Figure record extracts
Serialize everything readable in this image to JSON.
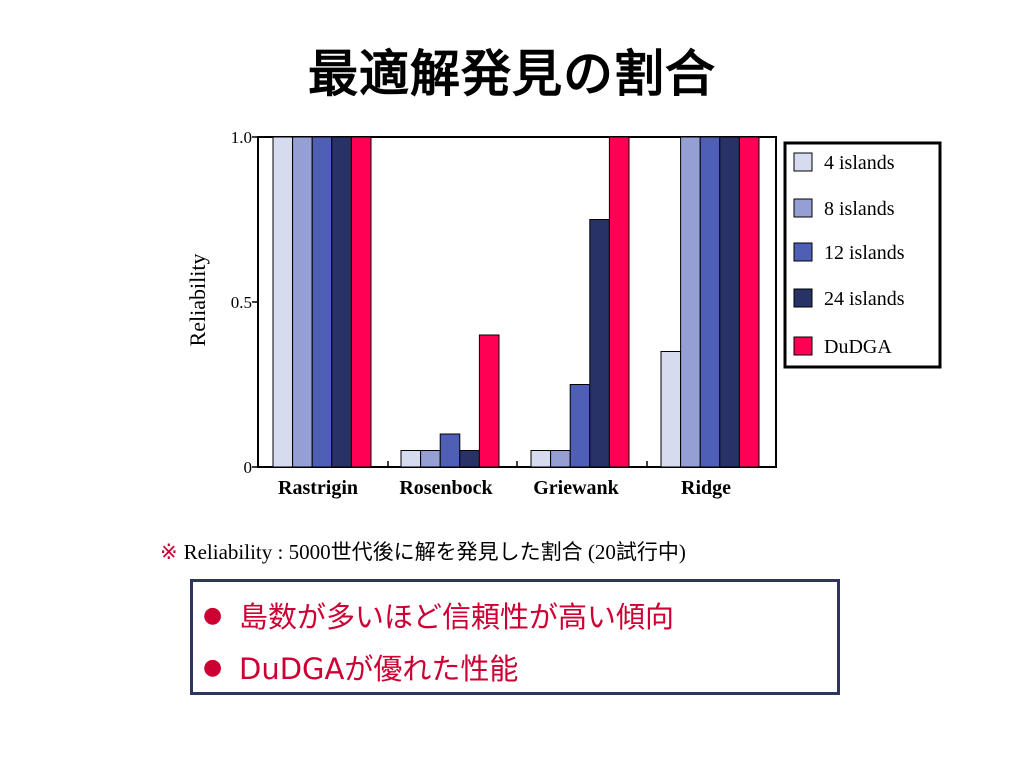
{
  "slide": {
    "title": "最適解発見の割合"
  },
  "note": {
    "mark": "※",
    "text": "Reliability : 5000世代後に解を発見した割合 (20試行中)"
  },
  "summary": {
    "bullet": "●",
    "items": [
      "島数が多いほど信頼性が高い傾向",
      "DuDGAが優れた性能"
    ]
  },
  "colors": {
    "4 islands": "#d6dbef",
    "8 islands": "#959fd3",
    "12 islands": "#4e5fb5",
    "24 islands": "#283266",
    "DuDGA": "#ff0055",
    "text_red": "#cc0033",
    "box_border": "#2e3562"
  },
  "chart_data": {
    "type": "bar",
    "categories": [
      "Rastrigin",
      "Rosenbock",
      "Griewank",
      "Ridge"
    ],
    "series": [
      {
        "name": "4 islands",
        "values": [
          1.0,
          0.05,
          0.05,
          0.35
        ]
      },
      {
        "name": "8 islands",
        "values": [
          1.0,
          0.05,
          0.05,
          1.0
        ]
      },
      {
        "name": "12 islands",
        "values": [
          1.0,
          0.1,
          0.25,
          1.0
        ]
      },
      {
        "name": "24 islands",
        "values": [
          1.0,
          0.05,
          0.75,
          1.0
        ]
      },
      {
        "name": "DuDGA",
        "values": [
          1.0,
          0.4,
          1.0,
          1.0
        ]
      }
    ],
    "ylabel": "Reliability",
    "ylim": [
      0,
      1.0
    ],
    "yticks": [
      {
        "value": 0,
        "label": "0"
      },
      {
        "value": 0.5,
        "label": "0.5"
      },
      {
        "value": 1.0,
        "label": "1.0"
      }
    ],
    "legend_position": "right",
    "grid": false
  }
}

● Exercise instructions
Identify the lines above with the word "Reliability". Copy them.

● Answer below
    "text": "Reliability : 5000世代後に解を発見した割合 (20試行中)"
    "ylabel": "Reliability",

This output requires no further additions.